WHAT IS NEEDED - Restate the full listing word for word and leave the pictures out.
## start STORED DATA
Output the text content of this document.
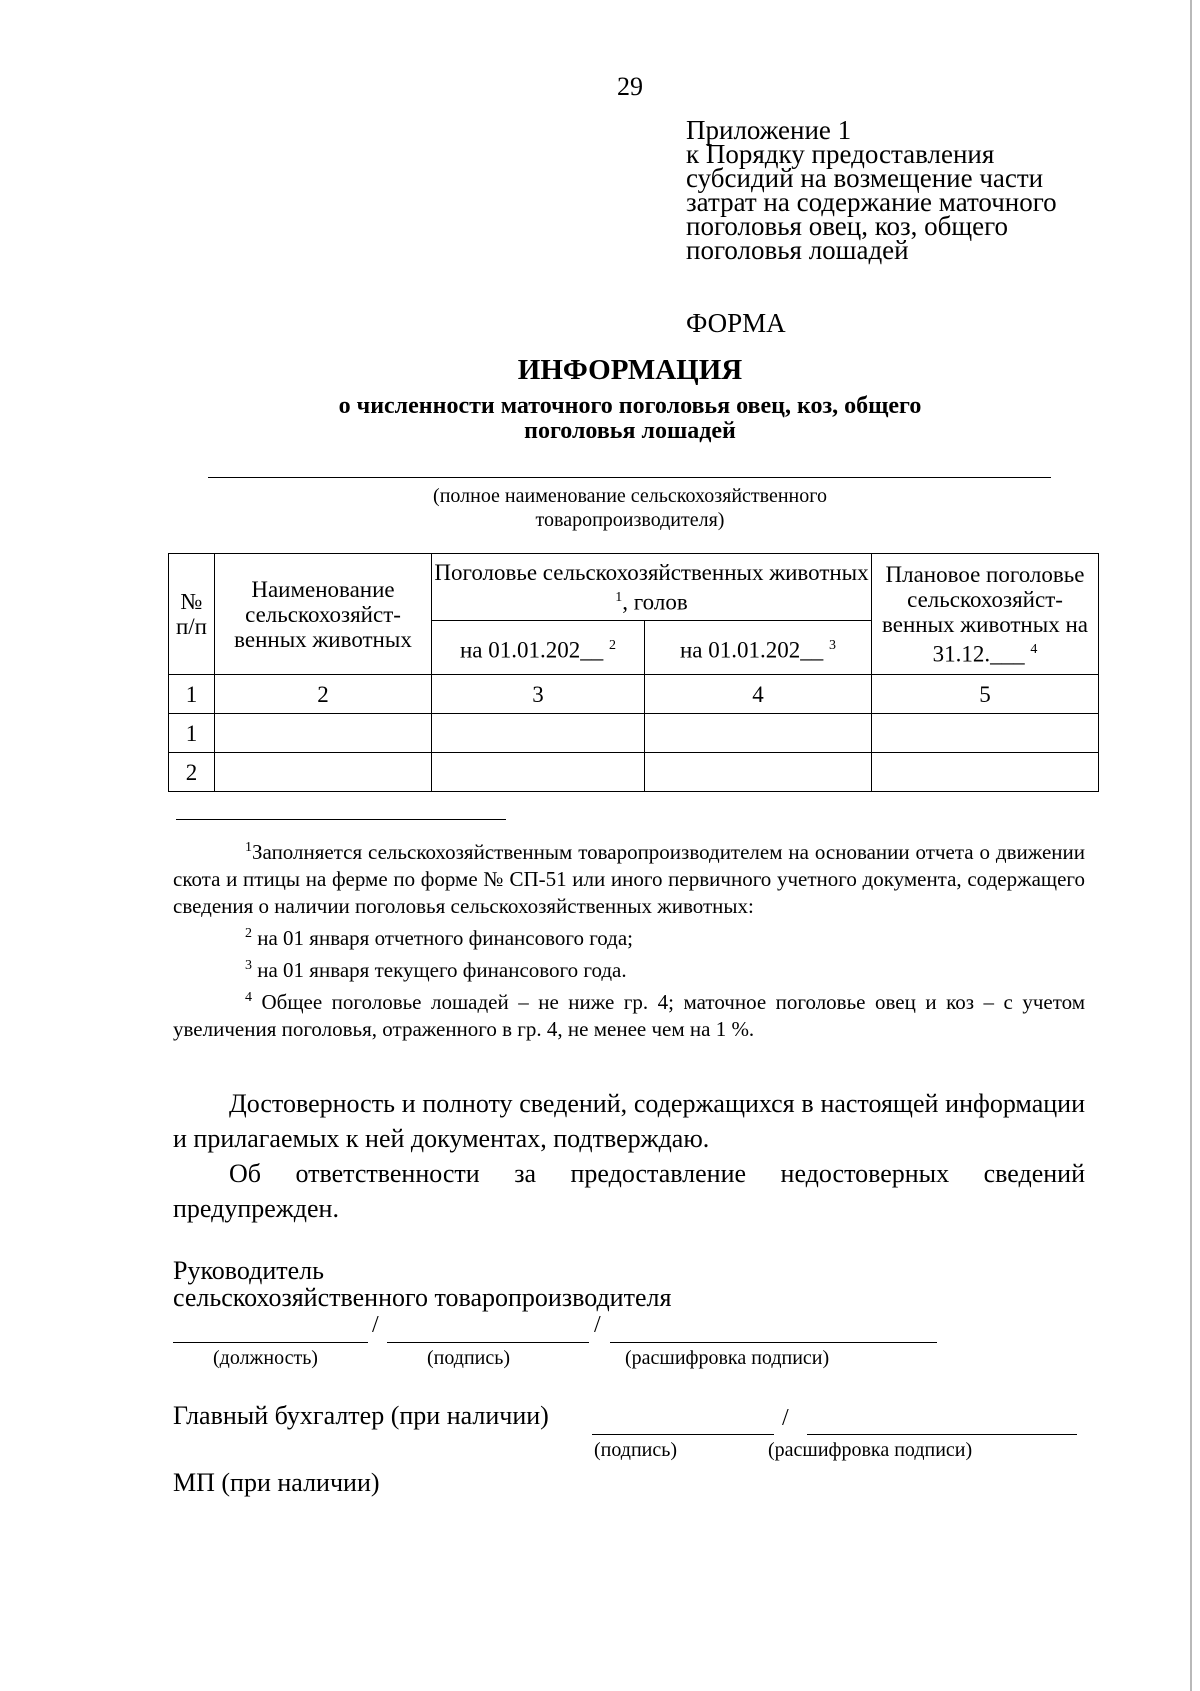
29
Приложение 1
к Порядку предоставления
субсидий на возмещение части
затрат на содержание маточного
поголовья овец, коз, общего
поголовья лошадей
ФОРМА
ИНФОРМАЦИЯ
о численности маточного поголовья овец, коз, общего
поголовья лошадей
(полное наименование сельскохозяйственного
товаропроизводителя)
№ п/п	Наименование сельскохозяйст-венных животных	Поголовье сельскохозяйственных животных $^1$, голов		Плановое поголовье сельскохозяйст-венных животных на 31.12.___ $^4$
		на 01.01.202__ $^2$	на 01.01.202__ $^3$
1	2	3	4	5
1				
2				

$^1$Заполняется сельскохозяйственным товаропроизводителем на основании отчета о движении скота и птицы на ферме по форме № СП-51 или иного первичного учетного документа, содержащего сведения о наличии поголовья сельскохозяйственных животных:

$^2$ на 01 января отчетного финансового года;

$^3$ на 01 января текущего финансового года.

$^4$ Общее поголовье лошадей – не ниже гр. 4; маточное поголовье овец и коз – с учетом увеличения поголовья, отраженного в гр. 4, не менее чем на 1 %.

Достоверность и полноту сведений, содержащихся в настоящей информации и прилагаемых к ней документах, подтверждаю.

Об ответственности за предоставление недостоверных сведений предупрежден.

Руководитель
сельскохозяйственного товаропроизводителя
/	/
(должность)	(подпись)	(расшифровка подписи)
Главный бухгалтер (при наличии)	/
(подпись)	(расшифровка подписи)
МП (при наличии)
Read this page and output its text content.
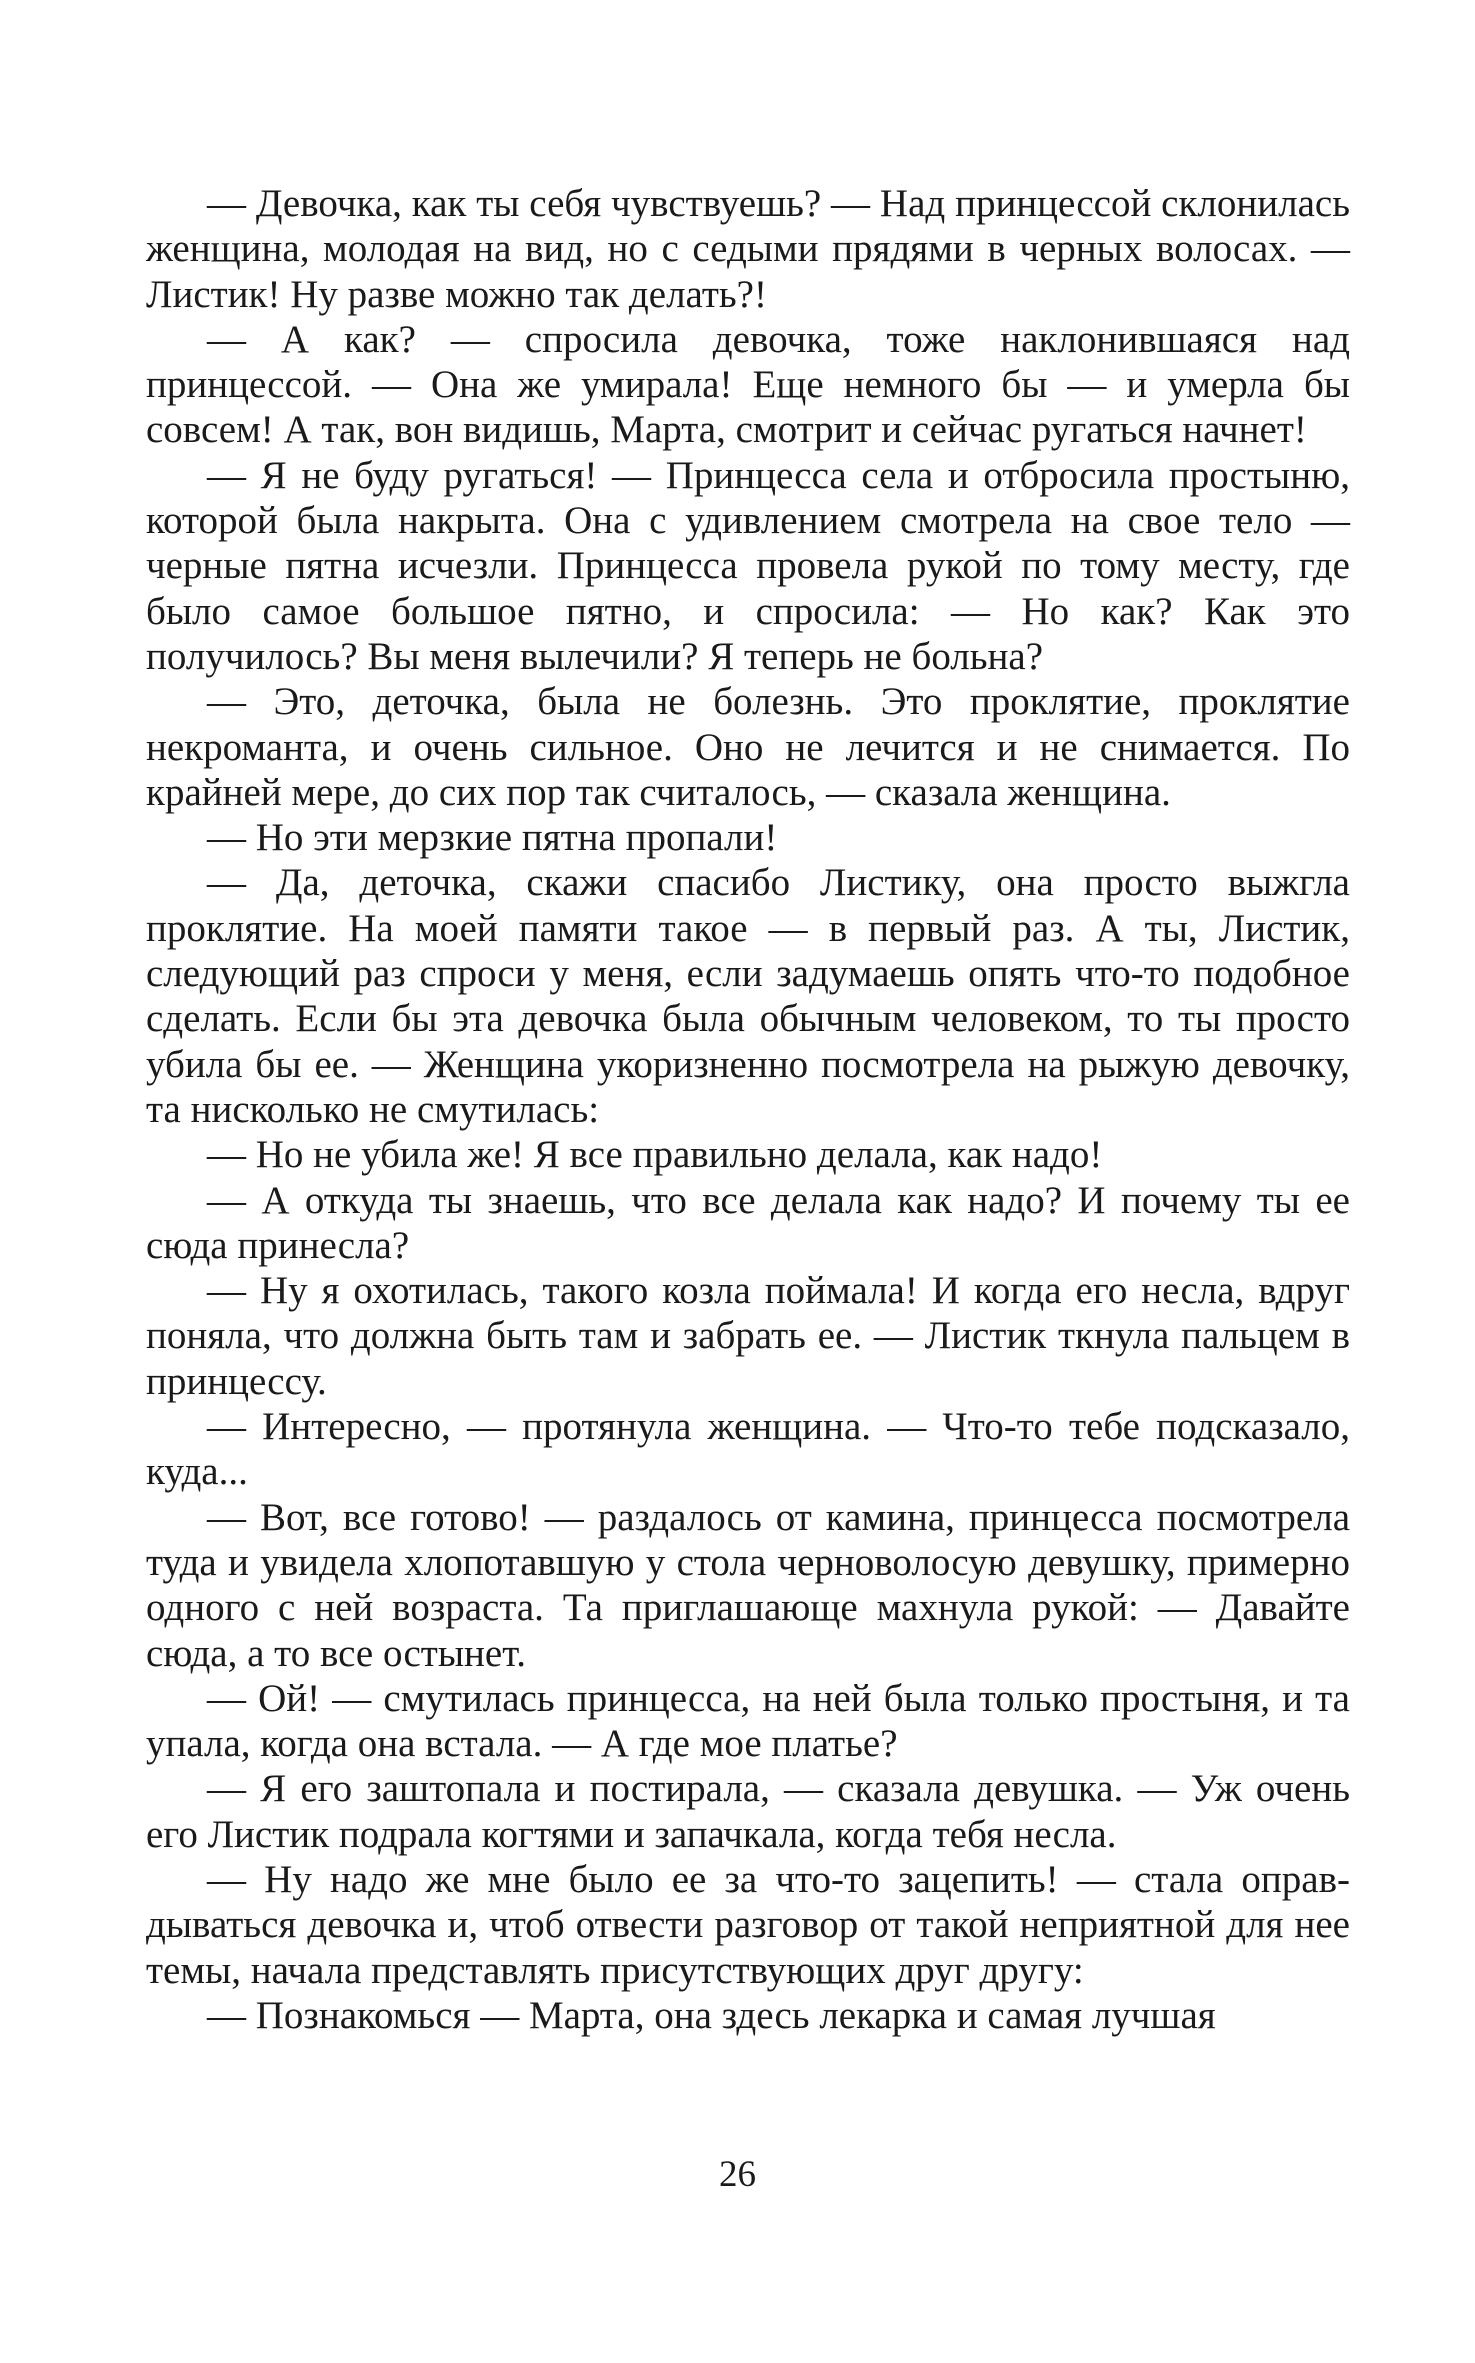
— Девочка, как ты себя чувствуешь? — Над принцессой склонилась женщина, молодая на вид, но с седыми прядями в черных волосах. — Листик! Ну разве можно так делать?!

— А как? — спросила девочка, тоже наклонившаяся над принцессой. — Она же умирала! Еще немного бы — и умерла бы совсем! А так, вон видишь, Марта, смотрит и сейчас ругаться начнет!

— Я не буду ругаться! — Принцесса села и отбросила простыню, которой была накрыта. Она с удивлением смотрела на свое тело — черные пятна исчезли. Принцесса провела рукой по тому месту, где было самое большое пятно, и спросила: — Но как? Как это получилось? Вы меня вылечили? Я теперь не больна?

— Это, деточка, была не болезнь. Это проклятие, проклятие некроманта, и очень сильное. Оно не лечится и не снимается. По крайней мере, до сих пор так считалось, — сказала женщина.

— Но эти мерзкие пятна пропали!

— Да, деточка, скажи спасибо Листику, она просто выжгла проклятие. На моей памяти такое — в первый раз. А ты, Листик, следующий раз спроси у меня, если задумаешь опять что-то подобное сделать. Если бы эта девочка была обычным человеком, то ты просто убила бы ее. — Женщина укоризненно посмотрела на рыжую девочку, та нисколько не смутилась:

— Но не убила же! Я все правильно делала, как надо!

— А откуда ты знаешь, что все делала как надо? И почему ты ее сюда принесла?

— Ну я охотилась, такого козла поймала! И когда его несла, вдруг поняла, что должна быть там и забрать ее. — Листик ткнула пальцем в принцессу.

— Интересно, — протянула женщина. — Что-то тебе подсказало, куда...

— Вот, все готово! — раздалось от камина, принцесса посмотрела туда и увидела хлопотавшую у стола черноволосую девушку, примерно одного с ней возраста. Та приглашающе махнула рукой: — Давайте сюда, а то все остынет.

— Ой! — смутилась принцесса, на ней была только простыня, и та упала, когда она встала. — А где мое платье?

— Я его заштопала и постирала, — сказала девушка. — Уж очень его Листик подрала когтями и запачкала, когда тебя несла.

— Ну надо же мне было ее за что-то зацепить! — стала оправдываться девочка и, чтоб отвести разговор от такой неприятной для нее темы, начала представлять присутствующих друг другу:

— Познакомься — Марта, она здесь лекарка и самая лучшая

26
## end STORED DATA
RESULT OF THE EXERCISE -
Output the text content of this document.
29
Приложение 1
к Порядку предоставления
субсидий на возмещение части
затрат на содержание маточного
поголовья овец, коз, общего
поголовья лошадей
ФОРМА
ИНФОРМАЦИЯ
о численности маточного поголовья овец, коз, общего
поголовья лошадей
(полное наименование сельскохозяйственного
товаропроизводителя)
№ п/п	Наименование сельскохозяйст-венных животных	Поголовье сельскохозяйственных животных $^1$, голов		Плановое поголовье сельскохозяйст-венных животных на 31.12.___ $^4$
		на 01.01.202__ $^2$	на 01.01.202__ $^3$
1	2	3	4	5
1				
2				

$^1$Заполняется сельскохозяйственным товаропроизводителем на основании отчета о движении скота и птицы на ферме по форме № СП-51 или иного первичного учетного документа, содержащего сведения о наличии поголовья сельскохозяйственных животных:

$^2$ на 01 января отчетного финансового года;

$^3$ на 01 января текущего финансового года.

$^4$ Общее поголовье лошадей – не ниже гр. 4; маточное поголовье овец и коз – с учетом увеличения поголовья, отраженного в гр. 4, не менее чем на 1 %.

Достоверность и полноту сведений, содержащихся в настоящей информации и прилагаемых к ней документах, подтверждаю.

Об ответственности за предоставление недостоверных сведений предупрежден.

Руководитель
сельскохозяйственного товаропроизводителя
/	/
(должность)	(подпись)	(расшифровка подписи)
Главный бухгалтер (при наличии)	/
(подпись)	(расшифровка подписи)
МП (при наличии)
Read this page and output its text content.
— Девочка, как ты себя чувствуешь? — Над принцессой склонилась женщина, молодая на вид, но с седыми прядями в черных волосах. — Листик! Ну разве можно так делать?!

— А как? — спросила девочка, тоже наклонившаяся над принцессой. — Она же умирала! Еще немного бы — и умерла бы совсем! А так, вон видишь, Марта, смотрит и сейчас ругаться начнет!

— Я не буду ругаться! — Принцесса села и отбросила простыню, которой была накрыта. Она с удивлением смотрела на свое тело — черные пятна исчезли. Принцесса провела рукой по тому месту, где было самое большое пятно, и спросила: — Но как? Как это получилось? Вы меня вылечили? Я теперь не больна?

— Это, деточка, была не болезнь. Это проклятие, проклятие некроманта, и очень сильное. Оно не лечится и не снимается. По крайней мере, до сих пор так считалось, — сказала женщина.

— Но эти мерзкие пятна пропали!

— Да, деточка, скажи спасибо Листику, она просто выжгла проклятие. На моей памяти такое — в первый раз. А ты, Листик, следующий раз спроси у меня, если задумаешь опять что-то подобное сделать. Если бы эта девочка была обычным человеком, то ты просто убила бы ее. — Женщина укоризненно посмотрела на рыжую девочку, та нисколько не смутилась:

— Но не убила же! Я все правильно делала, как надо!

— А откуда ты знаешь, что все делала как надо? И почему ты ее сюда принесла?

— Ну я охотилась, такого козла поймала! И когда его несла, вдруг поняла, что должна быть там и забрать ее. — Листик ткнула пальцем в принцессу.

— Интересно, — протянула женщина. — Что-то тебе подсказало, куда...

— Вот, все готово! — раздалось от камина, принцесса посмотрела туда и увидела хлопотавшую у стола черноволосую девушку, примерно одного с ней возраста. Та приглашающе махнула рукой: — Давайте сюда, а то все остынет.

— Ой! — смутилась принцесса, на ней была только простыня, и та упала, когда она встала. — А где мое платье?

— Я его заштопала и постирала, — сказала девушка. — Уж очень его Листик подрала когтями и запачкала, когда тебя несла.

— Ну надо же мне было ее за что-то зацепить! — стала оправдываться девочка и, чтоб отвести разговор от такой неприятной для нее темы, начала представлять присутствующих друг другу:

— Познакомься — Марта, она здесь лекарка и самая лучшая

26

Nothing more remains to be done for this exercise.